__Request__.
Extract the full listing verbatim and drop any pictures from your copy.

Stored data:
START

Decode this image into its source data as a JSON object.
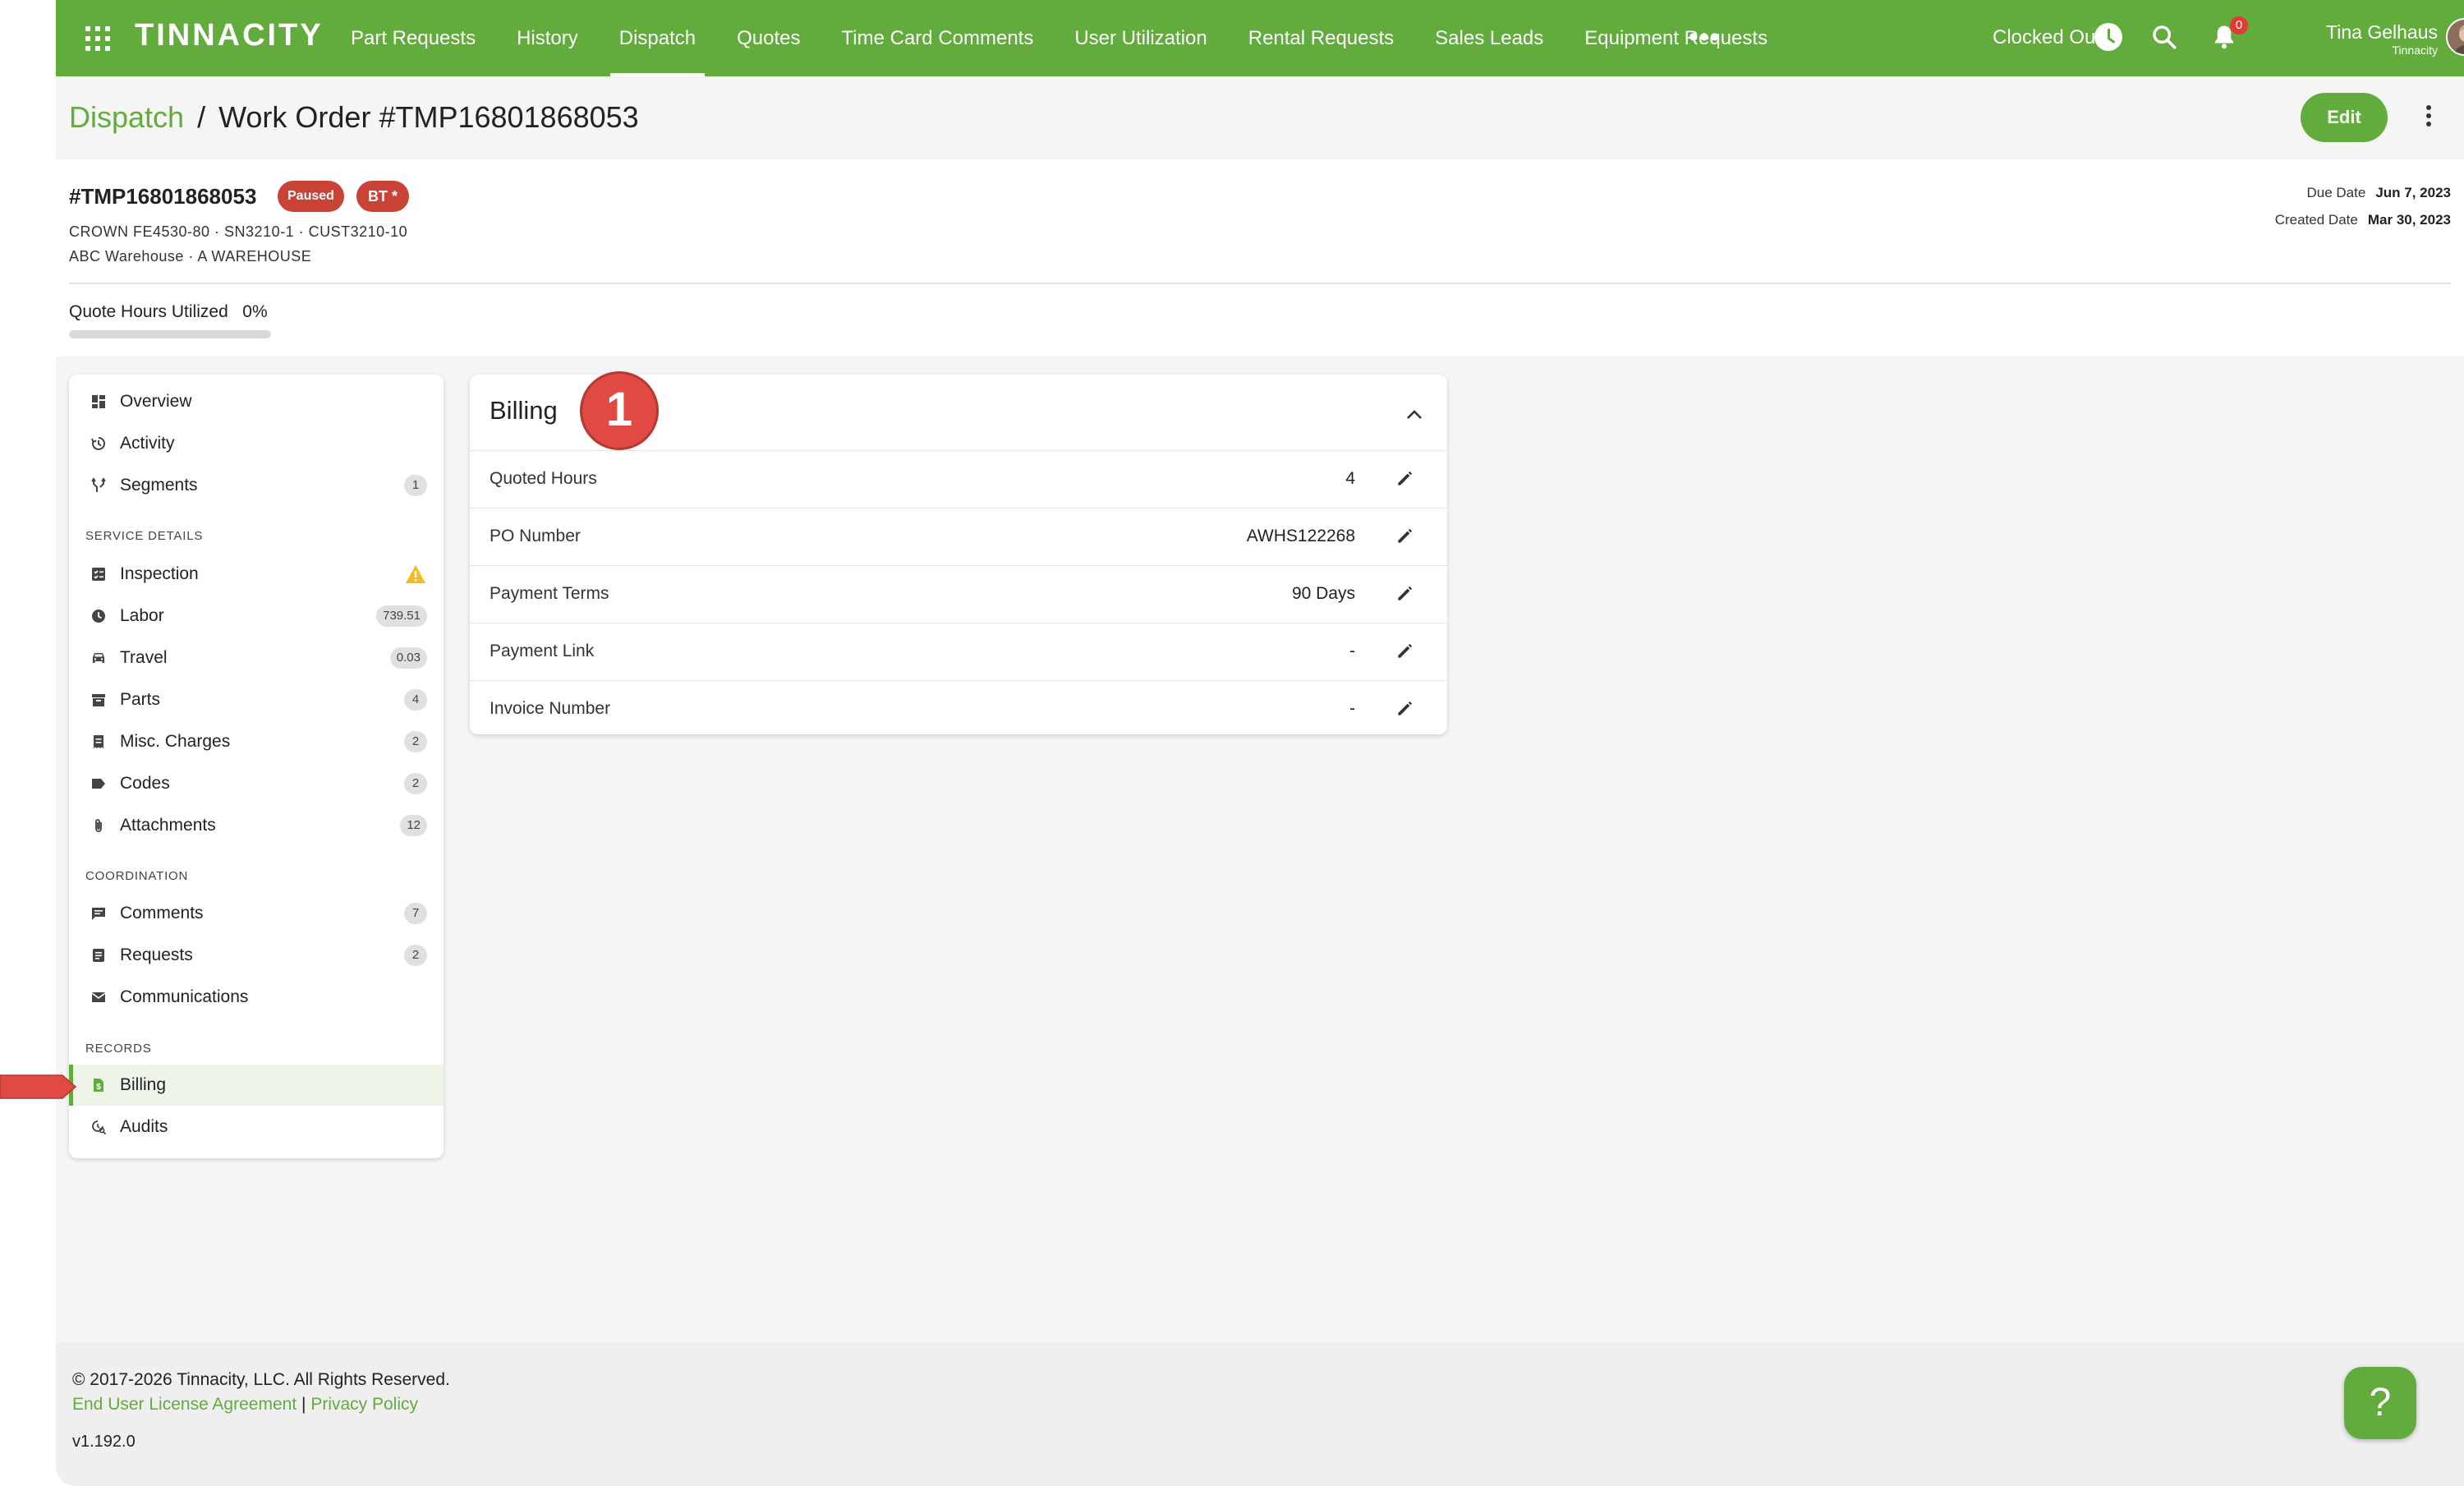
{
  "topbar": {
    "logo": "TINNACITY",
    "nav": [
      "Part Requests",
      "History",
      "Dispatch",
      "Quotes",
      "Time Card Comments",
      "User Utilization",
      "Rental Requests",
      "Sales Leads",
      "Equipment Requests"
    ],
    "active_nav": "Dispatch",
    "more": "•••",
    "clock_status": "Clocked Out",
    "notifications": "0",
    "user_name": "Tina Gelhaus",
    "user_org": "Tinnacity"
  },
  "breadcrumb": {
    "parent": "Dispatch",
    "separator": "/",
    "current": "Work Order #TMP16801868053"
  },
  "actions": {
    "edit": "Edit"
  },
  "work_order": {
    "number": "#TMP16801868053",
    "status": "Paused",
    "tag": "BT *",
    "equipment": "CROWN FE4530-80 · SN3210-1 · CUST3210-10",
    "location": "ABC Warehouse · A WAREHOUSE",
    "due_label": "Due Date",
    "due_value": "Jun 7, 2023",
    "created_label": "Created Date",
    "created_value": "Mar 30, 2023",
    "quote_hours_label": "Quote Hours Utilized",
    "quote_hours_value": "0%",
    "quote_hours_fraction": 0
  },
  "sidebar": {
    "overview": "Overview",
    "activity": "Activity",
    "segments": {
      "label": "Segments",
      "count": "1"
    },
    "service_details_heading": "SERVICE DETAILS",
    "inspection": "Inspection",
    "labor": {
      "label": "Labor",
      "count": "739.51"
    },
    "travel": {
      "label": "Travel",
      "count": "0.03"
    },
    "parts": {
      "label": "Parts",
      "count": "4"
    },
    "misc": {
      "label": "Misc. Charges",
      "count": "2"
    },
    "codes": {
      "label": "Codes",
      "count": "2"
    },
    "attachments": {
      "label": "Attachments",
      "count": "12"
    },
    "coordination_heading": "COORDINATION",
    "comments": {
      "label": "Comments",
      "count": "7"
    },
    "requests": {
      "label": "Requests",
      "count": "2"
    },
    "communications": "Communications",
    "records_heading": "RECORDS",
    "billing": "Billing",
    "audits": "Audits"
  },
  "billing": {
    "title": "Billing",
    "step": "1",
    "rows": [
      {
        "label": "Quoted Hours",
        "value": "4"
      },
      {
        "label": "PO Number",
        "value": "AWHS122268"
      },
      {
        "label": "Payment Terms",
        "value": "90 Days"
      },
      {
        "label": "Payment Link",
        "value": "-"
      },
      {
        "label": "Invoice Number",
        "value": "-"
      }
    ]
  },
  "footer": {
    "copyright": "© 2017-2026 Tinnacity, LLC. All Rights Reserved.",
    "eula": "End User License Agreement",
    "divider": "|",
    "privacy": "Privacy Policy",
    "version": "v1.192.0",
    "help": "?"
  },
  "colors": {
    "brand_green": "#62ab3d",
    "danger_red": "#c94236",
    "step_red": "#e04a42"
  }
}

END

__Response__.
Decode this image into its source data as a JSON object.
{
  "topbar": {
    "logo": "TINNACITY",
    "nav": [
      "Part Requests",
      "History",
      "Dispatch",
      "Quotes",
      "Time Card Comments",
      "User Utilization",
      "Rental Requests",
      "Sales Leads",
      "Equipment Requests"
    ],
    "active_nav": "Dispatch",
    "more": "•••",
    "clock_status": "Clocked Out",
    "notifications": "0",
    "user_name": "Tina Gelhaus",
    "user_org": "Tinnacity"
  },
  "breadcrumb": {
    "parent": "Dispatch",
    "separator": "/",
    "current": "Work Order #TMP16801868053"
  },
  "actions": {
    "edit": "Edit"
  },
  "work_order": {
    "number": "#TMP16801868053",
    "status": "Paused",
    "tag": "BT *",
    "equipment": "CROWN FE4530-80 · SN3210-1 · CUST3210-10",
    "location": "ABC Warehouse · A WAREHOUSE",
    "due_label": "Due Date",
    "due_value": "Jun 7, 2023",
    "created_label": "Created Date",
    "created_value": "Mar 30, 2023",
    "quote_hours_label": "Quote Hours Utilized",
    "quote_hours_value": "0%",
    "quote_hours_fraction": 0
  },
  "sidebar": {
    "overview": "Overview",
    "activity": "Activity",
    "segments": {
      "label": "Segments",
      "count": "1"
    },
    "service_details_heading": "SERVICE DETAILS",
    "inspection": "Inspection",
    "labor": {
      "label": "Labor",
      "count": "739.51"
    },
    "travel": {
      "label": "Travel",
      "count": "0.03"
    },
    "parts": {
      "label": "Parts",
      "count": "4"
    },
    "misc": {
      "label": "Misc. Charges",
      "count": "2"
    },
    "codes": {
      "label": "Codes",
      "count": "2"
    },
    "attachments": {
      "label": "Attachments",
      "count": "12"
    },
    "coordination_heading": "COORDINATION",
    "comments": {
      "label": "Comments",
      "count": "7"
    },
    "requests": {
      "label": "Requests",
      "count": "2"
    },
    "communications": "Communications",
    "records_heading": "RECORDS",
    "billing": "Billing",
    "audits": "Audits"
  },
  "billing": {
    "title": "Billing",
    "step": "1",
    "rows": [
      {
        "label": "Quoted Hours",
        "value": "4"
      },
      {
        "label": "PO Number",
        "value": "AWHS122268"
      },
      {
        "label": "Payment Terms",
        "value": "90 Days"
      },
      {
        "label": "Payment Link",
        "value": "-"
      },
      {
        "label": "Invoice Number",
        "value": "-"
      }
    ]
  },
  "footer": {
    "copyright": "© 2017-2026 Tinnacity, LLC. All Rights Reserved.",
    "eula": "End User License Agreement",
    "divider": "|",
    "privacy": "Privacy Policy",
    "version": "v1.192.0",
    "help": "?"
  },
  "colors": {
    "brand_green": "#62ab3d",
    "danger_red": "#c94236",
    "step_red": "#e04a42"
  }
}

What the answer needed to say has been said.